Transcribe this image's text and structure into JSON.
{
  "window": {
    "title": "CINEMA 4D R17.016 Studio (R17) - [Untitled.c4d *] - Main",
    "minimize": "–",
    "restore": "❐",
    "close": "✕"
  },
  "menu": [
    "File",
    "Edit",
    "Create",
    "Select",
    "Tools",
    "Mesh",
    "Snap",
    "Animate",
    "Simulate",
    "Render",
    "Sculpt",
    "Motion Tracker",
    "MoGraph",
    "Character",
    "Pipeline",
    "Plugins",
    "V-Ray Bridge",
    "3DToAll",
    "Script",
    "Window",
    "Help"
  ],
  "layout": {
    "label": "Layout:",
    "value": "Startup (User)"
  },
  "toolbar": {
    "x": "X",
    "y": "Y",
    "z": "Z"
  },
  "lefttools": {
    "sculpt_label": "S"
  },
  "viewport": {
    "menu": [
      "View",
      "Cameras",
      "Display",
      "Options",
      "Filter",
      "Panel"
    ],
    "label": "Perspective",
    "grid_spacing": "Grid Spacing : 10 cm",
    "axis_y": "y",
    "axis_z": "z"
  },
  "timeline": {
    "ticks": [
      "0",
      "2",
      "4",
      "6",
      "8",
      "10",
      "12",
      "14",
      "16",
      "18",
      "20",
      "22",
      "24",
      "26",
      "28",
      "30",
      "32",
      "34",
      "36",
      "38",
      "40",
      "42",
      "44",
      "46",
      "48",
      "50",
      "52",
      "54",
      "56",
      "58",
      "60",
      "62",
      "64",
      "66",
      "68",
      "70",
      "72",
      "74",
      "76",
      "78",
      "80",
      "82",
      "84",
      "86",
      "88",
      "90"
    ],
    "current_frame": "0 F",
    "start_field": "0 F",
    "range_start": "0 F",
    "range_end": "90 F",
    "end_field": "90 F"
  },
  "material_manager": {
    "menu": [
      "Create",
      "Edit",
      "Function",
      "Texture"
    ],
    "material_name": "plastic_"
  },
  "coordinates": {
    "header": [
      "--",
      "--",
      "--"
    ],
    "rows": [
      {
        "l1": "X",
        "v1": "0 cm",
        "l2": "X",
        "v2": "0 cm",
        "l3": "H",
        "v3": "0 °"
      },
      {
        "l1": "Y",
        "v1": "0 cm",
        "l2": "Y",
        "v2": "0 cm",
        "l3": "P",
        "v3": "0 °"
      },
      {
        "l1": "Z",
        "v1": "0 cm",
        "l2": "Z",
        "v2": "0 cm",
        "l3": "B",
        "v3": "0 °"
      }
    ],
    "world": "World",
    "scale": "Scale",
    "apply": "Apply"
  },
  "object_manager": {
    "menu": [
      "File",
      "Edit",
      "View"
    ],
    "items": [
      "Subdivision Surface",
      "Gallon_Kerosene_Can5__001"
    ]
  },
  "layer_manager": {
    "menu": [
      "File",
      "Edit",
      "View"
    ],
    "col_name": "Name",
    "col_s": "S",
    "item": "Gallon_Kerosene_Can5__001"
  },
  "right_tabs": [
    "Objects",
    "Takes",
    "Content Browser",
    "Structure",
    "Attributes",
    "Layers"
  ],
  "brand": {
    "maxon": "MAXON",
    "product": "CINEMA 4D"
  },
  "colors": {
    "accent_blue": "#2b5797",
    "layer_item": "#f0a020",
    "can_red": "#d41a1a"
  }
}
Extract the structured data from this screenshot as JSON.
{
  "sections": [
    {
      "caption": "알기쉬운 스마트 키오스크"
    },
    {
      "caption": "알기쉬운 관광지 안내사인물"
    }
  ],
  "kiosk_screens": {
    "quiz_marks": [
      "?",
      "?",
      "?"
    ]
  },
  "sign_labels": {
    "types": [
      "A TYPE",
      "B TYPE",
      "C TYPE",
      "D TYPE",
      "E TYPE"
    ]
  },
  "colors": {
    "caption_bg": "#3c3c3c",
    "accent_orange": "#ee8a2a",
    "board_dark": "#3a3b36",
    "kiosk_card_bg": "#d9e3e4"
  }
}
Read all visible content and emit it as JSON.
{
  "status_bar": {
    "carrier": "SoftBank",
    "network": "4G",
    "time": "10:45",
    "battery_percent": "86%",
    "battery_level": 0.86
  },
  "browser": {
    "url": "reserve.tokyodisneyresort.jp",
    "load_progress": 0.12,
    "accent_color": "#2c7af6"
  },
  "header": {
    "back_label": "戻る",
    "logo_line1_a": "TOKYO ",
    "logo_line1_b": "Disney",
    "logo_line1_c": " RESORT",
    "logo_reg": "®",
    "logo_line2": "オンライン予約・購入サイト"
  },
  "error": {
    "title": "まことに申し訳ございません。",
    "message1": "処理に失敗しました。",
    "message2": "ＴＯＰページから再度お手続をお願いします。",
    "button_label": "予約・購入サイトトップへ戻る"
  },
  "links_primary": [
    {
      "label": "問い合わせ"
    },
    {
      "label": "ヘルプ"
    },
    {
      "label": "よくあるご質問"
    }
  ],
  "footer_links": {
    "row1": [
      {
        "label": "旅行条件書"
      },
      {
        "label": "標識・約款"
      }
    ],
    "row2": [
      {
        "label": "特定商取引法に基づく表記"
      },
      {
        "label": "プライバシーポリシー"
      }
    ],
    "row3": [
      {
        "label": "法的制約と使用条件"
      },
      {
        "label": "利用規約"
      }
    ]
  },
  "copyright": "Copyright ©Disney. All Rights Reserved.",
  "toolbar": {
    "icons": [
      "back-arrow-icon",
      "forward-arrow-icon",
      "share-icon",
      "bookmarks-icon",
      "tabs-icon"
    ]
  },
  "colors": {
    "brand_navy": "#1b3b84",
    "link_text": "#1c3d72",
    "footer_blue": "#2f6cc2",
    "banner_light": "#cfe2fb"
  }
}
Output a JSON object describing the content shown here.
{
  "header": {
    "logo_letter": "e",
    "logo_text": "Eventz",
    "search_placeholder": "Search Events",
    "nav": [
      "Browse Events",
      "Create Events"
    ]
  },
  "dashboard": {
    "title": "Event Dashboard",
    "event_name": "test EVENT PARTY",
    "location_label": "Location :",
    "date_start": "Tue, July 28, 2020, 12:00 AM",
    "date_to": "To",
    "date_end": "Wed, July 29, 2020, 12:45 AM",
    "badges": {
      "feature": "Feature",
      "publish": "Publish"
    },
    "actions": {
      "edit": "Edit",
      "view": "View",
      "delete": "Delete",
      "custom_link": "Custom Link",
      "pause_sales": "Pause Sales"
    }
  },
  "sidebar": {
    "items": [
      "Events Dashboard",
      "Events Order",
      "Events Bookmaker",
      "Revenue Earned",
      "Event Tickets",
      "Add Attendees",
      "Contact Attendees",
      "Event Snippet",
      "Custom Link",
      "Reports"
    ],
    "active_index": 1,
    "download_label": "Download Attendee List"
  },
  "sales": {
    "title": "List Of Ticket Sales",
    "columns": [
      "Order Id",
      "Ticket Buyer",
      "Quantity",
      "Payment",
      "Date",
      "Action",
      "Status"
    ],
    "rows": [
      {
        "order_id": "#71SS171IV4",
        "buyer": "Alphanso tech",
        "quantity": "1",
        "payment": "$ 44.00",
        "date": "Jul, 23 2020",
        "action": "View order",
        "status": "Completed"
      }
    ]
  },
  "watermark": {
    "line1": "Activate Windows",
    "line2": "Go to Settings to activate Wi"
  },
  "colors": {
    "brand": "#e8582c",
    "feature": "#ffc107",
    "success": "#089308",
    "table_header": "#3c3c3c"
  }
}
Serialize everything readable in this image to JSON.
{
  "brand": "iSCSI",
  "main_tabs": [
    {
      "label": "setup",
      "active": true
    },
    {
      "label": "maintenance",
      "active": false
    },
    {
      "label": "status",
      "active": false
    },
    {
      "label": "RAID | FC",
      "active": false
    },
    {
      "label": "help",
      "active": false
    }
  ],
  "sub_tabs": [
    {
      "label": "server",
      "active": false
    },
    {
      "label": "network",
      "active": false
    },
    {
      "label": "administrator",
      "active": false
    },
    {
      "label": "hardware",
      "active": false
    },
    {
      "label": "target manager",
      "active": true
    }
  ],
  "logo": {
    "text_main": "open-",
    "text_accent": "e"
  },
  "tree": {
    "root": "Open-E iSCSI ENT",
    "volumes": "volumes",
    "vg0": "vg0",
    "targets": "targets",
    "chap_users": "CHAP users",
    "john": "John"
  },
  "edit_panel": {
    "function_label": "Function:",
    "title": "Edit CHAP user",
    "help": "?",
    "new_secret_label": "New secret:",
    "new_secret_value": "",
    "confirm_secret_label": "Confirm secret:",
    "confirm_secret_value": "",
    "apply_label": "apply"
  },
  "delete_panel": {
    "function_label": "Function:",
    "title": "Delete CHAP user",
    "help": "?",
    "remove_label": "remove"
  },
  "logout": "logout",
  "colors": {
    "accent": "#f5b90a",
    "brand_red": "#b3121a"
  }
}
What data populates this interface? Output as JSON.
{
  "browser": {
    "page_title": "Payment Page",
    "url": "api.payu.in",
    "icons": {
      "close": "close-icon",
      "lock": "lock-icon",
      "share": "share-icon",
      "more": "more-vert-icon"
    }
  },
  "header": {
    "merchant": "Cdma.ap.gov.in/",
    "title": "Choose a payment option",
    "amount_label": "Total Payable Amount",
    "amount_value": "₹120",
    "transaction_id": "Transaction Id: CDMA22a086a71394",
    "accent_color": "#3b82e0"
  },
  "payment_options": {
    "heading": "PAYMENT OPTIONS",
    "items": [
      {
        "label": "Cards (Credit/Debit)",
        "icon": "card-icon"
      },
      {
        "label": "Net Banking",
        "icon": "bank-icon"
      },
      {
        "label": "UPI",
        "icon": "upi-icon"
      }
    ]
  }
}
•••
→ **Exercise description**: Tell how many lines of the material above hold "Events", answering with a bare number.

→ **Result for this exercise**: 6